Task to carry out: Copy the data exactly as it appears, and do not include any pictures.

Supplied records:
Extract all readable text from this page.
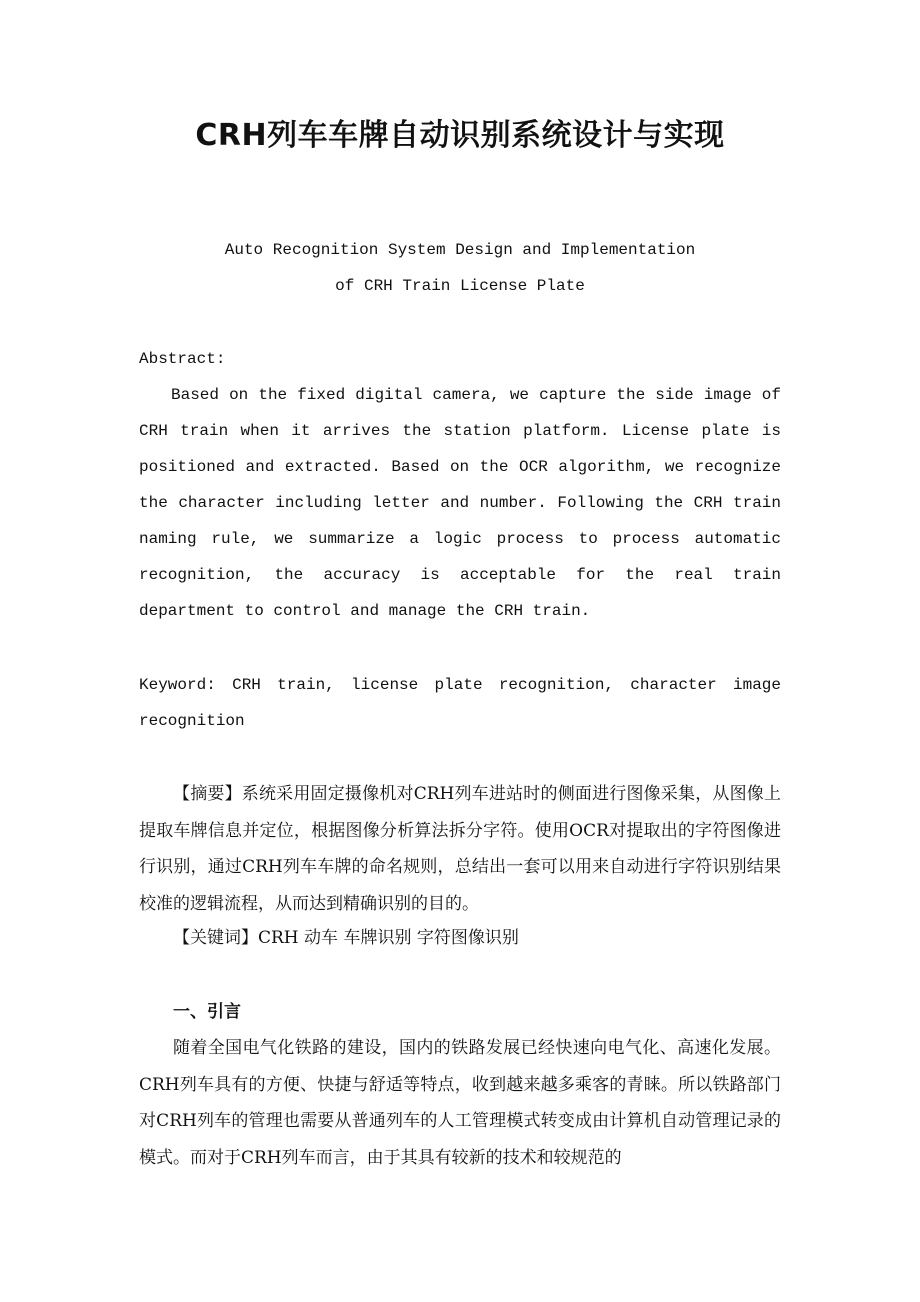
CRH列车车牌自动识别系统设计与实现

Auto Recognition System Design and Implementation

of CRH Train License Plate

Abstract:

Based on the fixed digital camera, we capture the side image of CRH train when it arrives the station platform. License plate is positioned and extracted. Based on the OCR algorithm, we recognize the character including letter and number. Following the CRH train naming rule, we summarize a logic process to process automatic recognition, the accuracy is acceptable for the real train department to control and manage the CRH train.

Keyword: CRH train, license plate recognition, character image recognition

【摘要】系统采用固定摄像机对CRH列车进站时的侧面进行图像采集，从图像上提取车牌信息并定位，根据图像分析算法拆分字符。使用OCR对提取出的字符图像进行识别，通过CRH列车车牌的命名规则，总结出一套可以用来自动进行字符识别结果校准的逻辑流程，从而达到精确识别的目的。

【关键词】CRH 动车 车牌识别 字符图像识别

一、引言

随着全国电气化铁路的建设，国内的铁路发展已经快速向电气化、高速化发展。CRH列车具有的方便、快捷与舒适等特点，收到越来越多乘客的青睐。所以铁路部门对CRH列车的管理也需要从普通列车的人工管理模式转变成由计算机自动管理记录的模式。而对于CRH列车而言，由于其具有较新的技术和较规范的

The output:
Extract all readable text from this page.
CRH列车车牌自动识别系统设计与实现

Auto Recognition System Design and Implementation

of CRH Train License Plate

Abstract:

Based on the fixed digital camera, we capture the side image of CRH train when it arrives the station platform. License plate is positioned and extracted. Based on the OCR algorithm, we recognize the character including letter and number. Following the CRH train naming rule, we summarize a logic process to process automatic recognition, the accuracy is acceptable for the real train department to control and manage the CRH train.

Keyword: CRH train, license plate recognition, character image recognition

【摘要】系统采用固定摄像机对CRH列车进站时的侧面进行图像采集，从图像上提取车牌信息并定位，根据图像分析算法拆分字符。使用OCR对提取出的字符图像进行识别，通过CRH列车车牌的命名规则，总结出一套可以用来自动进行字符识别结果校准的逻辑流程，从而达到精确识别的目的。

【关键词】CRH 动车 车牌识别 字符图像识别

一、引言

随着全国电气化铁路的建设，国内的铁路发展已经快速向电气化、高速化发展。CRH列车具有的方便、快捷与舒适等特点，收到越来越多乘客的青睐。所以铁路部门对CRH列车的管理也需要从普通列车的人工管理模式转变成由计算机自动管理记录的模式。而对于CRH列车而言，由于其具有较新的技术和较规范的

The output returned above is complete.